- Recorded information
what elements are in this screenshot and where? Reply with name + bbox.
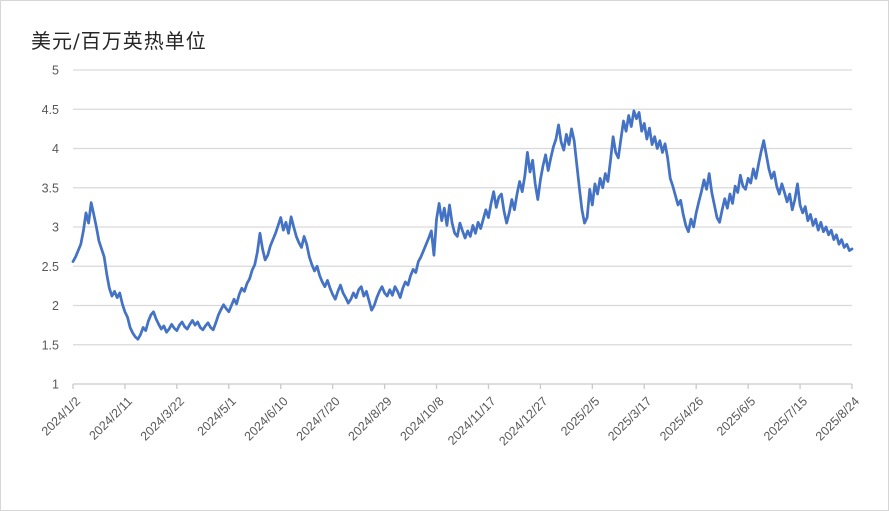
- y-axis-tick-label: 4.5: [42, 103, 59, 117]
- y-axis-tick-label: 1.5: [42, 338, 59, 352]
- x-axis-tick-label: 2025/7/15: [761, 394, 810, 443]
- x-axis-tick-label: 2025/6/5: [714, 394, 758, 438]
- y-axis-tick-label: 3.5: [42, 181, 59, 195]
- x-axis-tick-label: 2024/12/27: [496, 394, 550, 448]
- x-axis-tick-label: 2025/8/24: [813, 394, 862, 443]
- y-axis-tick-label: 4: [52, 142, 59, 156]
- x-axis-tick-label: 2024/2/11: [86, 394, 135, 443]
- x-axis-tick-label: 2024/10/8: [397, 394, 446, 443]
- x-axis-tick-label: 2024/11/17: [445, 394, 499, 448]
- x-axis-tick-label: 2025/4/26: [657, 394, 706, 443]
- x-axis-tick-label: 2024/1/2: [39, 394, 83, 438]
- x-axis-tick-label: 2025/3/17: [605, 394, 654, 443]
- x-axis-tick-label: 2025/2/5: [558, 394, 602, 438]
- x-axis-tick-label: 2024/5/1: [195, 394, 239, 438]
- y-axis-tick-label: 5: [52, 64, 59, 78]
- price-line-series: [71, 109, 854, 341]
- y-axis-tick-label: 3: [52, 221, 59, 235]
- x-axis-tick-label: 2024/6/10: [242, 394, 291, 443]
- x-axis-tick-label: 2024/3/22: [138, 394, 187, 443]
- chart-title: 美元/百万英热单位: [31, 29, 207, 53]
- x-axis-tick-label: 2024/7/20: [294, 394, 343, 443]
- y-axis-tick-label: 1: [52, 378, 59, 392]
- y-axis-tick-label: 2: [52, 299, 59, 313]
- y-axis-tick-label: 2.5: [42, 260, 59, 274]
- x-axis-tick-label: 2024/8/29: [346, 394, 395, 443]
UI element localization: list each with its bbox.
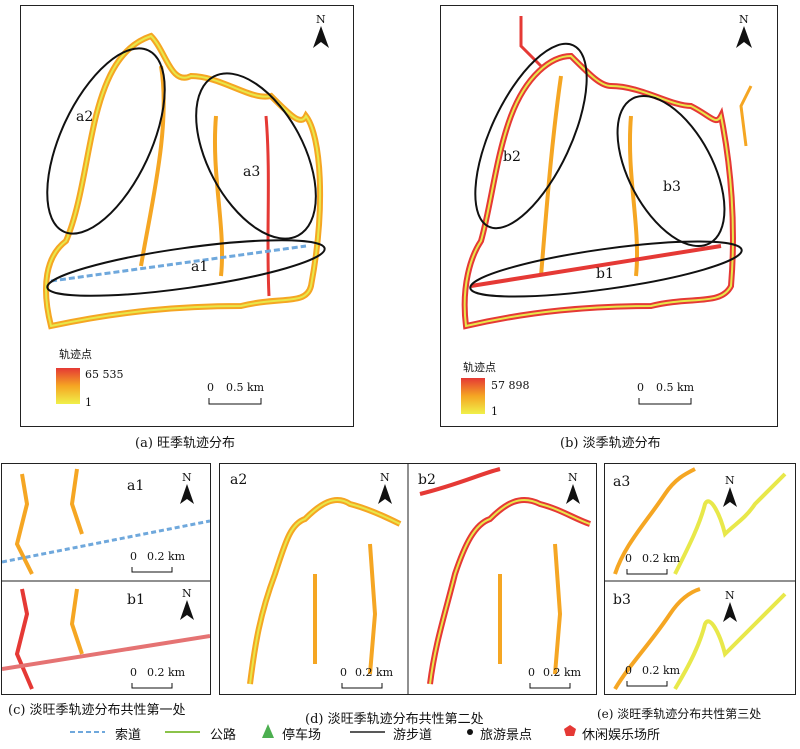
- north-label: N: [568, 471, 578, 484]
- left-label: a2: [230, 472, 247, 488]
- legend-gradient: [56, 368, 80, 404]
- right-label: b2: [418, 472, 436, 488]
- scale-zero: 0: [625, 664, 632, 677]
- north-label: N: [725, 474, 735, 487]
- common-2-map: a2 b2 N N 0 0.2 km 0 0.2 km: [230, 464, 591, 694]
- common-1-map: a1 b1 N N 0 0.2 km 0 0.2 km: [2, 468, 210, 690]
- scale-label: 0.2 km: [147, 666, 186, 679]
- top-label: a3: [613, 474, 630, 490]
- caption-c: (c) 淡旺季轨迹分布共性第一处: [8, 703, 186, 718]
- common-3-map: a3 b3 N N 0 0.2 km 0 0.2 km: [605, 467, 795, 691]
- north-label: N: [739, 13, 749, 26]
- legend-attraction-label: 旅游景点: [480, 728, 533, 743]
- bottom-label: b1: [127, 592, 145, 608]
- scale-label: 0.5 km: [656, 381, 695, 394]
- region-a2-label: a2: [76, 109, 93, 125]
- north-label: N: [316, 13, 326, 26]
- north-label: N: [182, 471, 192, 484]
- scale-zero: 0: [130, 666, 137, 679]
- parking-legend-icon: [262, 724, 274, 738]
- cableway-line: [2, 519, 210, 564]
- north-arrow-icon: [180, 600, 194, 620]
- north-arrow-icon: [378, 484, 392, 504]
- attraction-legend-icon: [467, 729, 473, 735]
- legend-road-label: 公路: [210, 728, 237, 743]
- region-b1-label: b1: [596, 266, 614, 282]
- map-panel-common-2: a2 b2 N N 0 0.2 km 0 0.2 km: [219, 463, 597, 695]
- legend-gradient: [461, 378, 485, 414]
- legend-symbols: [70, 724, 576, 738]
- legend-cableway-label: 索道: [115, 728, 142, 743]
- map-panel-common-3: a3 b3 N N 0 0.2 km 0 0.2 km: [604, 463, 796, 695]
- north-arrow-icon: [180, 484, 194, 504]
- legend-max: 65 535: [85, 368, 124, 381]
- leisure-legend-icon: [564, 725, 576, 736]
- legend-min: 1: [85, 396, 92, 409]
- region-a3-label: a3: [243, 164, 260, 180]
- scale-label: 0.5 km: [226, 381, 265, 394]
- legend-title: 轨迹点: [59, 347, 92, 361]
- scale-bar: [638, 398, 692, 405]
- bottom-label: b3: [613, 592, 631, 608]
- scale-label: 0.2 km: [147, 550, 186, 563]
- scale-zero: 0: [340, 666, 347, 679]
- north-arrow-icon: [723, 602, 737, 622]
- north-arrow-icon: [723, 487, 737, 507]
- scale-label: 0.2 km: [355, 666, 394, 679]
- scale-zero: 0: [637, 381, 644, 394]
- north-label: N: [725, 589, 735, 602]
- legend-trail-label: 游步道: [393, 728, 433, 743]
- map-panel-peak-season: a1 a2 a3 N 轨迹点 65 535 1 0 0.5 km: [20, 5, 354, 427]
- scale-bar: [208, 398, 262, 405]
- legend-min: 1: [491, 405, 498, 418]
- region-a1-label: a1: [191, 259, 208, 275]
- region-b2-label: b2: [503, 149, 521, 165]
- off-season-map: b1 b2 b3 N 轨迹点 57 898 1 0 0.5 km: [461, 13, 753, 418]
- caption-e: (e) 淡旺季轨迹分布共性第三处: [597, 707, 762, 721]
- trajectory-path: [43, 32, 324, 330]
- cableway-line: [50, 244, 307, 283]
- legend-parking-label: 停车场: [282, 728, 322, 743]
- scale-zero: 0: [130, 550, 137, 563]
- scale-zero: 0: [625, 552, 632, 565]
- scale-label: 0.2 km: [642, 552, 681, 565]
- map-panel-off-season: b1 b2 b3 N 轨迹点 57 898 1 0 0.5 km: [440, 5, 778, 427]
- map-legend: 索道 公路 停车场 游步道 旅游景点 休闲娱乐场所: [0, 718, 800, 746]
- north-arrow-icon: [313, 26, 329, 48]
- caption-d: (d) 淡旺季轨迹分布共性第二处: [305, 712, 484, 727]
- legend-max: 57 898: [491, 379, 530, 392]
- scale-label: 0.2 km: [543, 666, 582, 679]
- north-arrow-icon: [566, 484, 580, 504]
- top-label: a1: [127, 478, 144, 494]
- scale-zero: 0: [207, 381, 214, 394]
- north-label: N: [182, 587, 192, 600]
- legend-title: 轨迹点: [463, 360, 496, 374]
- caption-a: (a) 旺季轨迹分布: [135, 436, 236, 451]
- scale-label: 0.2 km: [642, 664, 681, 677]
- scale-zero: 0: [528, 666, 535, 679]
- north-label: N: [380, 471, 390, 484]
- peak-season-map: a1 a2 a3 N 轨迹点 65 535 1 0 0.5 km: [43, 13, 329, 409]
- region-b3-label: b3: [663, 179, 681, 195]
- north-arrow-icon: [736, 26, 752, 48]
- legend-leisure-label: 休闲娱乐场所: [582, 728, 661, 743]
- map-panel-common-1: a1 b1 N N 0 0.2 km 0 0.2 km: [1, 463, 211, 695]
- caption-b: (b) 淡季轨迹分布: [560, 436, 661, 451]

- What to do
Copy every line of the entries above that contains the string "with". Case counts.

- Full solution
what elements are in this screenshot and where? Reply with name + bbox.
UI element localization: list each with its bbox.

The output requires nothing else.